-- Text to read --
----
Page 1 of 1

pusha and push eax, ecx, edx, ebx, etc.

Posted: Thu Feb 08, 2007 10:15 am
by digo_rp
guys just to save some clock cicles I´m trying to find out a way to do it.

I saw in some tut´s helppc etc

that pusha takes 11 cicles of clock
and push takes only one
push segreg takes 3 cicles of clock

now is my question

the only segreg that x86 have is cs, ds, es, fs and gs, right ?
eax, ecx, edx, ebx esp, ebp esi and edi is not a segreg, right?
my doubt is the esp, ebp. esi and edi I´m almost sure that isn´t a seg reg.

guys could you help with that question ? please

Posted: Thu Feb 08, 2007 10:51 am
by JAAman
that pusha takes 11 cicles of clock
and push takes only one
push segreg takes 3 cicles of clock
i wouldnt trust anything that tells you how many cycles it takes, since that changes for each release of each model of each class of CPU (there are at least 6 different timings for chips marked as 'P4' -- probably more), plus, intel no longer publishes how many cycles each instruction takes, because it is no longer important (other things affect it more than cycle times, making it virtually impossible to tell at compile-time, how many cycles it will take even with a cycle timing chart)
----
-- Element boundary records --
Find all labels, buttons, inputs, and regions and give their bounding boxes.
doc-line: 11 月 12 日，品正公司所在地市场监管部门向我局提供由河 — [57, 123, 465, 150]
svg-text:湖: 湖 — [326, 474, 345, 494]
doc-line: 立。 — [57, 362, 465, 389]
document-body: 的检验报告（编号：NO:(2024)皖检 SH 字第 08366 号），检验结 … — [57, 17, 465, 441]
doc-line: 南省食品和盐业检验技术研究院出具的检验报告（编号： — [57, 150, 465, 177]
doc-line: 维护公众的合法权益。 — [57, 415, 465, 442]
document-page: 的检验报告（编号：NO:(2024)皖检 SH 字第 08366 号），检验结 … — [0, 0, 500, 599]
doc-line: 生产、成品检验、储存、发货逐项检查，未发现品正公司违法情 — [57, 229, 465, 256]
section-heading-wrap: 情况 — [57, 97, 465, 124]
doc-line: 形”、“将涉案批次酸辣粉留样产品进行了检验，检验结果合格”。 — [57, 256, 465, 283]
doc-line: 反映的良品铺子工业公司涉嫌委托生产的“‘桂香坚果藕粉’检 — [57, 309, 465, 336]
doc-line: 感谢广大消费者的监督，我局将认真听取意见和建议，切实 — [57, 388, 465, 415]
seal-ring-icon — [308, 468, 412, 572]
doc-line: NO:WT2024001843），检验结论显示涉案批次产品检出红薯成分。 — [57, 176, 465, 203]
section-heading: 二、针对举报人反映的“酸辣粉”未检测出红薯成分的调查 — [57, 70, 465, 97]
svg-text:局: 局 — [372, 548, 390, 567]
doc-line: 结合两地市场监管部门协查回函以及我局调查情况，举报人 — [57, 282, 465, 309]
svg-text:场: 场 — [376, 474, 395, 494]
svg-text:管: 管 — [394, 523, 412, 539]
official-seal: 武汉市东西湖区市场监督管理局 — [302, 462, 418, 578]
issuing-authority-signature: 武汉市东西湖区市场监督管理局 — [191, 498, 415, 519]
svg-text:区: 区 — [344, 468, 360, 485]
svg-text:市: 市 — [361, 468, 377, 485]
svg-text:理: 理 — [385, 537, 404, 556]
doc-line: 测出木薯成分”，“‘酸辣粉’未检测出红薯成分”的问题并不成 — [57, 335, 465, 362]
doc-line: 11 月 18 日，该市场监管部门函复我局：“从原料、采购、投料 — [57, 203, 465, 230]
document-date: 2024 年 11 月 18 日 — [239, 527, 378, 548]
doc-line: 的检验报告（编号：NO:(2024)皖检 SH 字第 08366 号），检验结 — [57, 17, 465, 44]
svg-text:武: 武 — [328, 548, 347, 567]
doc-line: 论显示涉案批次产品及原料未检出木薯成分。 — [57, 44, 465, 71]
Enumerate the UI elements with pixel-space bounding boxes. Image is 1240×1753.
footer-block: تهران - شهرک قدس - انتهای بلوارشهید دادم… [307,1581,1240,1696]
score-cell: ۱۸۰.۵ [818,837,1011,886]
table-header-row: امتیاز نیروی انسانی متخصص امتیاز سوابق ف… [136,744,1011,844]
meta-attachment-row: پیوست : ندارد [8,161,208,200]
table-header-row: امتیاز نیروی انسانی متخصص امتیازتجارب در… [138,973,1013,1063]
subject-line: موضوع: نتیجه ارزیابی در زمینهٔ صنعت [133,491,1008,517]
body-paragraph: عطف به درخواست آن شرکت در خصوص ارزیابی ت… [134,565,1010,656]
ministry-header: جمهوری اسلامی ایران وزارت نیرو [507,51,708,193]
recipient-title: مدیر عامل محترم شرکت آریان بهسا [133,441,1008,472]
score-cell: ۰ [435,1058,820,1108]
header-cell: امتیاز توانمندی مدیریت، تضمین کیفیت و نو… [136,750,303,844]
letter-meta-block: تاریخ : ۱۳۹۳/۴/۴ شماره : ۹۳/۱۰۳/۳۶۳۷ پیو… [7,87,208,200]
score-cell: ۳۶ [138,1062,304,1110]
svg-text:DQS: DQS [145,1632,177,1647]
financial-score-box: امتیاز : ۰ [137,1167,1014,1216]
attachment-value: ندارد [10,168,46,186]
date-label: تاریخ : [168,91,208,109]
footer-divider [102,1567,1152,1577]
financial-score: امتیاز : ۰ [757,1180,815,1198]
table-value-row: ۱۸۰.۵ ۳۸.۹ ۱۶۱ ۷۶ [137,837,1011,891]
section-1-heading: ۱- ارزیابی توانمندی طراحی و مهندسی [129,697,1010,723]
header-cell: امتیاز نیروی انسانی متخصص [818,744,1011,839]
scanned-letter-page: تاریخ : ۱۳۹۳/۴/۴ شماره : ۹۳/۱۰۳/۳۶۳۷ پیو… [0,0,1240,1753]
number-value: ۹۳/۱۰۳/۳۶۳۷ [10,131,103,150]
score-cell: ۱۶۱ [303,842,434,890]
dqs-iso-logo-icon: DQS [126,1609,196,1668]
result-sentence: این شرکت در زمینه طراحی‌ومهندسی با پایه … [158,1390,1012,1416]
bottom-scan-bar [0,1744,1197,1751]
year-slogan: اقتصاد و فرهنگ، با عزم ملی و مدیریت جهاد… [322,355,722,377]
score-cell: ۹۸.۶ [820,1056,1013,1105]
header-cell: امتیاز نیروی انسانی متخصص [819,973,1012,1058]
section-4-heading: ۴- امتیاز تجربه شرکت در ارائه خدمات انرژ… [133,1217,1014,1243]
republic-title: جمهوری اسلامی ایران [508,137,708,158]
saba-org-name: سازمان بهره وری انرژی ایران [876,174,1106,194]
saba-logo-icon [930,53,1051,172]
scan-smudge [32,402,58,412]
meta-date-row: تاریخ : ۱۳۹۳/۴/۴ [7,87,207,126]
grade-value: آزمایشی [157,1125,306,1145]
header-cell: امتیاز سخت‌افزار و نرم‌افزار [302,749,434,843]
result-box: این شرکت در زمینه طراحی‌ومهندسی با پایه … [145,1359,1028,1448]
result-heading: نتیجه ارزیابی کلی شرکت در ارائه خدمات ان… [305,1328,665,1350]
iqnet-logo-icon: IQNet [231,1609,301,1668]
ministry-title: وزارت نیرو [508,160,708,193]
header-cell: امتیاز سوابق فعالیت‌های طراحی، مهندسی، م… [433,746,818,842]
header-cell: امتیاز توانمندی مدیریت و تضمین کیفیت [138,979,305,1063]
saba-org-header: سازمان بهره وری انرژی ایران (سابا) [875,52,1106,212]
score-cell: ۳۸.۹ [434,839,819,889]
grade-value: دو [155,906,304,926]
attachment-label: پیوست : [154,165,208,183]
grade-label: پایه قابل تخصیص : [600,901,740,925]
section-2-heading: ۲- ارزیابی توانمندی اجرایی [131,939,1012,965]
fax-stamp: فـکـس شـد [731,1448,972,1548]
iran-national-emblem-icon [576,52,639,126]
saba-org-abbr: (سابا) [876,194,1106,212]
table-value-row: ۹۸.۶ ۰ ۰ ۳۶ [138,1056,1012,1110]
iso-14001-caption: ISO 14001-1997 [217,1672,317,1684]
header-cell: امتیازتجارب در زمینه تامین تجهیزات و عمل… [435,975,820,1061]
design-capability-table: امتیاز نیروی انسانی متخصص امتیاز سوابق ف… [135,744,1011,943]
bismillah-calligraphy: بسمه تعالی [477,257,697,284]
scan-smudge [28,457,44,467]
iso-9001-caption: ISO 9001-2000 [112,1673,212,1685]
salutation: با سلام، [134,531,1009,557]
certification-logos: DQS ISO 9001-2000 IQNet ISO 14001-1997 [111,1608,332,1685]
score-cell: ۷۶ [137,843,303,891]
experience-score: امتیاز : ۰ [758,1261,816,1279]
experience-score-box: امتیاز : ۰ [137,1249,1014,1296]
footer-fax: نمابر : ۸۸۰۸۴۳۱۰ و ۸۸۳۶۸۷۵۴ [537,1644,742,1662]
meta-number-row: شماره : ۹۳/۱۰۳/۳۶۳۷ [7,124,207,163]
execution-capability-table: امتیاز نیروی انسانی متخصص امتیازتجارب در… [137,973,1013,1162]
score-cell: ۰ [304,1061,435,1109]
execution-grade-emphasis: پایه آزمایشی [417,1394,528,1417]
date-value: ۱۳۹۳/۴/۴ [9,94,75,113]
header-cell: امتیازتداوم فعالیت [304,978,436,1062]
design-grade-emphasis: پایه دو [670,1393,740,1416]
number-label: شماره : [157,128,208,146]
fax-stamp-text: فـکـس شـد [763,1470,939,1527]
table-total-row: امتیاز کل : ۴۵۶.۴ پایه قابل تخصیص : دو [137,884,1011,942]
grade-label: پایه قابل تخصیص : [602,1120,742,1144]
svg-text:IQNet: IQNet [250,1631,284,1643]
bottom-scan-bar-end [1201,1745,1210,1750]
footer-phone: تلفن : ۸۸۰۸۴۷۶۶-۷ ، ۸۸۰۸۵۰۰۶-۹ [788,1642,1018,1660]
----
-- Task requirements --
- 1) According to the tutorials cited in the forum thread on pusha and push, how many clock cycles does pusha take?
- 2) Count the lines of the records that contain the string "bounding", matching case exactly, and give only the number.
The forum thread and the records are unrelated to each other.

-- Completed exercise --
- 1) 11 clock cycles.

- 2) 2